(PROBLEM REQUIREMENTS):
Check every line below for the word "Odds" and copy each one that has it.

+++ MATERIAL FOR THE TASK +++

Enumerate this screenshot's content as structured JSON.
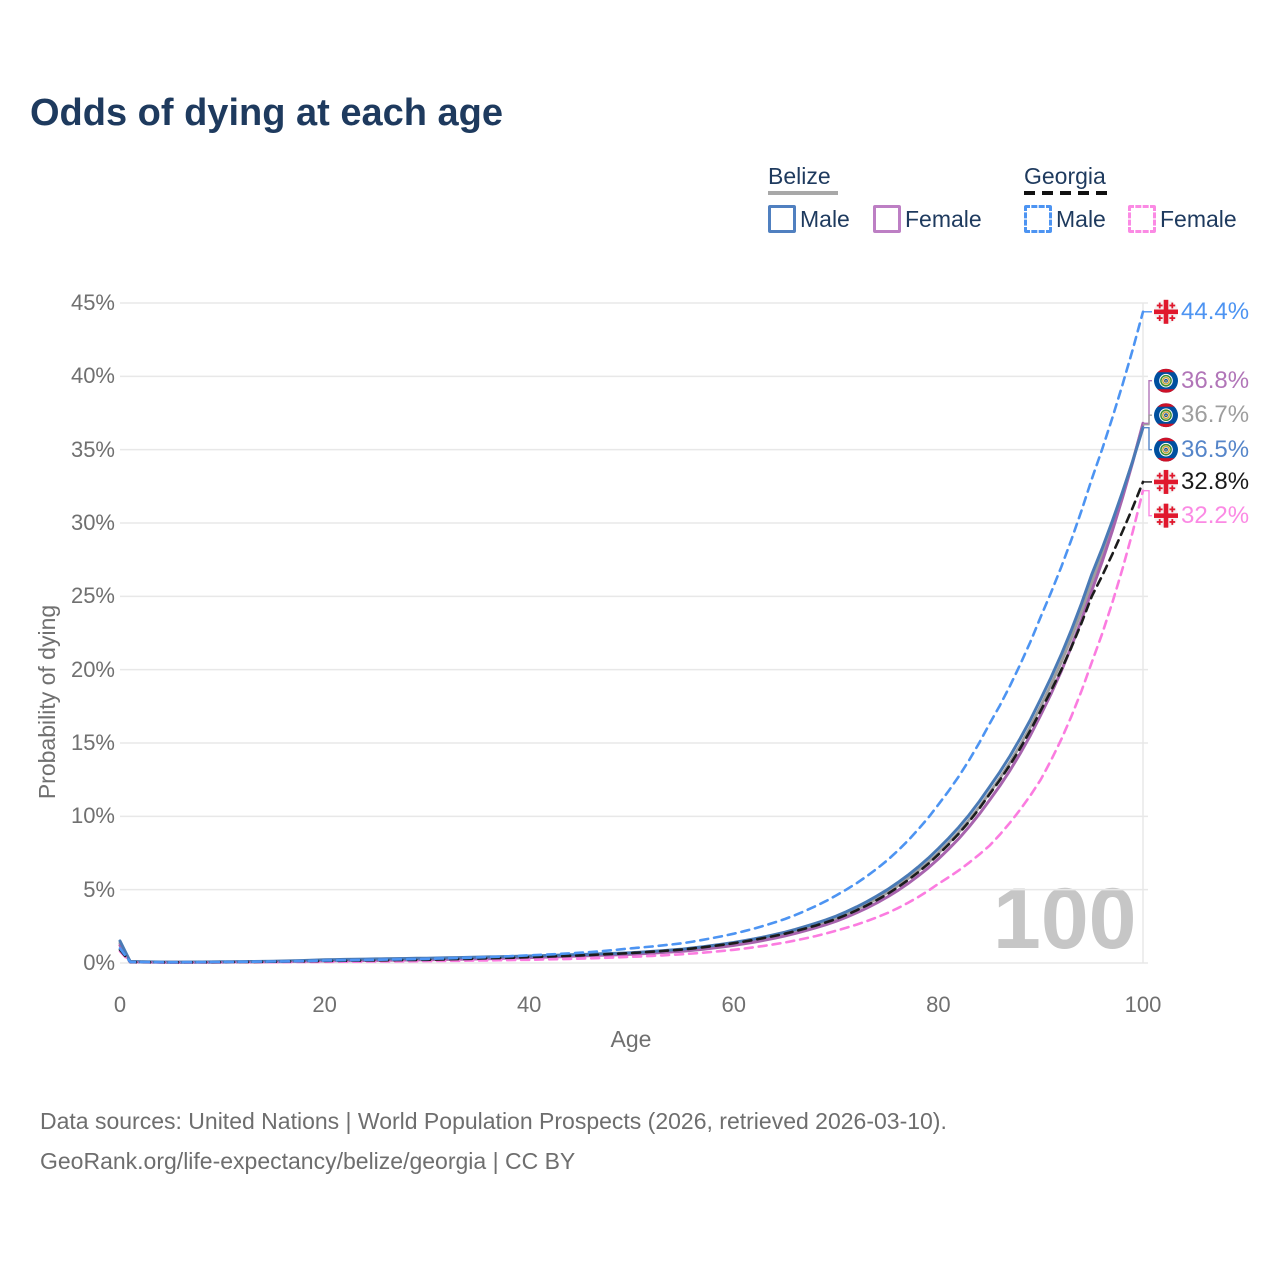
{
  "title": "Odds of dying at each age",
  "legend": {
    "groups": [
      {
        "country": "Belize",
        "style": "solid",
        "items": [
          {
            "label": "Male"
          },
          {
            "label": "Female"
          }
        ]
      },
      {
        "country": "Georgia",
        "style": "dashed",
        "items": [
          {
            "label": "Male"
          },
          {
            "label": "Female"
          }
        ]
      }
    ]
  },
  "footer": {
    "line1": "Data sources: United Nations | World Population Prospects (2026, retrieved 2026-03-10).",
    "line2": "GeoRank.org/life-expectancy/belize/georgia | CC BY"
  },
  "chart_data": {
    "type": "line",
    "title": "Odds of dying at each age",
    "xlabel": "Age",
    "ylabel": "Probability of dying",
    "xlim": [
      0,
      100
    ],
    "ylim": [
      0,
      45
    ],
    "x_ticks": [
      0,
      20,
      40,
      60,
      80,
      100
    ],
    "y_ticks": [
      0,
      5,
      10,
      15,
      20,
      25,
      30,
      35,
      40,
      45
    ],
    "grid": "horizontal",
    "legend_position": "top-right",
    "age_cursor": "100",
    "ages": [
      0,
      1,
      5,
      10,
      15,
      20,
      25,
      30,
      35,
      40,
      45,
      50,
      55,
      60,
      65,
      70,
      75,
      80,
      85,
      90,
      95,
      100
    ],
    "series": [
      {
        "name": "Belize",
        "country": "Belize",
        "sex": "Both",
        "color": "#9e9e9e",
        "dash": false,
        "width": 3,
        "values": [
          1.35,
          0.09,
          0.055,
          0.07,
          0.105,
          0.18,
          0.23,
          0.27,
          0.34,
          0.42,
          0.53,
          0.66,
          0.9,
          1.32,
          2.0,
          3.05,
          4.8,
          7.5,
          11.6,
          17.5,
          26.0,
          36.7
        ]
      },
      {
        "name": "Belize Female",
        "country": "Belize",
        "sex": "Female",
        "color": "#a763ad",
        "dash": false,
        "width": 3,
        "values": [
          1.2,
          0.08,
          0.05,
          0.06,
          0.09,
          0.14,
          0.18,
          0.22,
          0.28,
          0.37,
          0.48,
          0.6,
          0.8,
          1.2,
          1.85,
          2.85,
          4.5,
          7.1,
          11.1,
          16.9,
          25.4,
          36.8
        ]
      },
      {
        "name": "Belize Male",
        "country": "Belize",
        "sex": "Male",
        "color": "#4a7ab5",
        "dash": false,
        "width": 3,
        "values": [
          1.5,
          0.1,
          0.06,
          0.08,
          0.12,
          0.22,
          0.28,
          0.33,
          0.4,
          0.48,
          0.58,
          0.7,
          0.95,
          1.4,
          2.1,
          3.2,
          5.0,
          7.8,
          12.0,
          18.0,
          26.5,
          36.5
        ]
      },
      {
        "name": "Georgia Female",
        "country": "Georgia",
        "sex": "Female",
        "color": "#fb7ce0",
        "dash": true,
        "width": 2.6,
        "values": [
          0.8,
          0.05,
          0.04,
          0.05,
          0.06,
          0.08,
          0.1,
          0.13,
          0.17,
          0.22,
          0.3,
          0.42,
          0.6,
          0.9,
          1.4,
          2.2,
          3.4,
          5.4,
          8.0,
          12.5,
          20.5,
          32.2
        ]
      },
      {
        "name": "Georgia",
        "country": "Georgia",
        "sex": "Both",
        "color": "#1c1c1c",
        "dash": true,
        "width": 2.6,
        "values": [
          0.9,
          0.06,
          0.045,
          0.06,
          0.09,
          0.14,
          0.18,
          0.22,
          0.3,
          0.4,
          0.52,
          0.68,
          0.92,
          1.35,
          2.0,
          3.0,
          4.7,
          7.4,
          11.5,
          17.2,
          25.0,
          32.8
        ]
      },
      {
        "name": "Georgia Male",
        "country": "Georgia",
        "sex": "Male",
        "color": "#4d94f2",
        "dash": true,
        "width": 2.6,
        "values": [
          1.0,
          0.07,
          0.05,
          0.07,
          0.1,
          0.17,
          0.22,
          0.28,
          0.38,
          0.52,
          0.7,
          1.0,
          1.35,
          2.0,
          3.0,
          4.6,
          7.0,
          10.8,
          16.3,
          23.6,
          33.0,
          44.4
        ]
      }
    ],
    "end_labels": [
      {
        "text": "44.4%",
        "series": "Georgia Male",
        "flag": "georgia",
        "color": "#4d94f2",
        "value": 44.4,
        "label_at": 44.4
      },
      {
        "text": "36.8%",
        "series": "Belize Female",
        "flag": "belize",
        "color": "#b175b8",
        "value": 36.8,
        "label_at": 39.7
      },
      {
        "text": "36.7%",
        "series": "Belize",
        "flag": "belize",
        "color": "#9e9e9e",
        "value": 36.7,
        "label_at": 37.35
      },
      {
        "text": "36.5%",
        "series": "Belize Male",
        "flag": "belize",
        "color": "#5585c9",
        "value": 36.5,
        "label_at": 35.0
      },
      {
        "text": "32.8%",
        "series": "Georgia",
        "flag": "georgia",
        "color": "#1a1a1a",
        "value": 32.8,
        "label_at": 32.8
      },
      {
        "text": "32.2%",
        "series": "Georgia Female",
        "flag": "georgia",
        "color": "#fb8ae4",
        "value": 32.2,
        "label_at": 30.5
      }
    ]
  }
}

+++

(THE COMPLETED TASK):
  "title": "Odds of dying at each age",
    "title": "Odds of dying at each age",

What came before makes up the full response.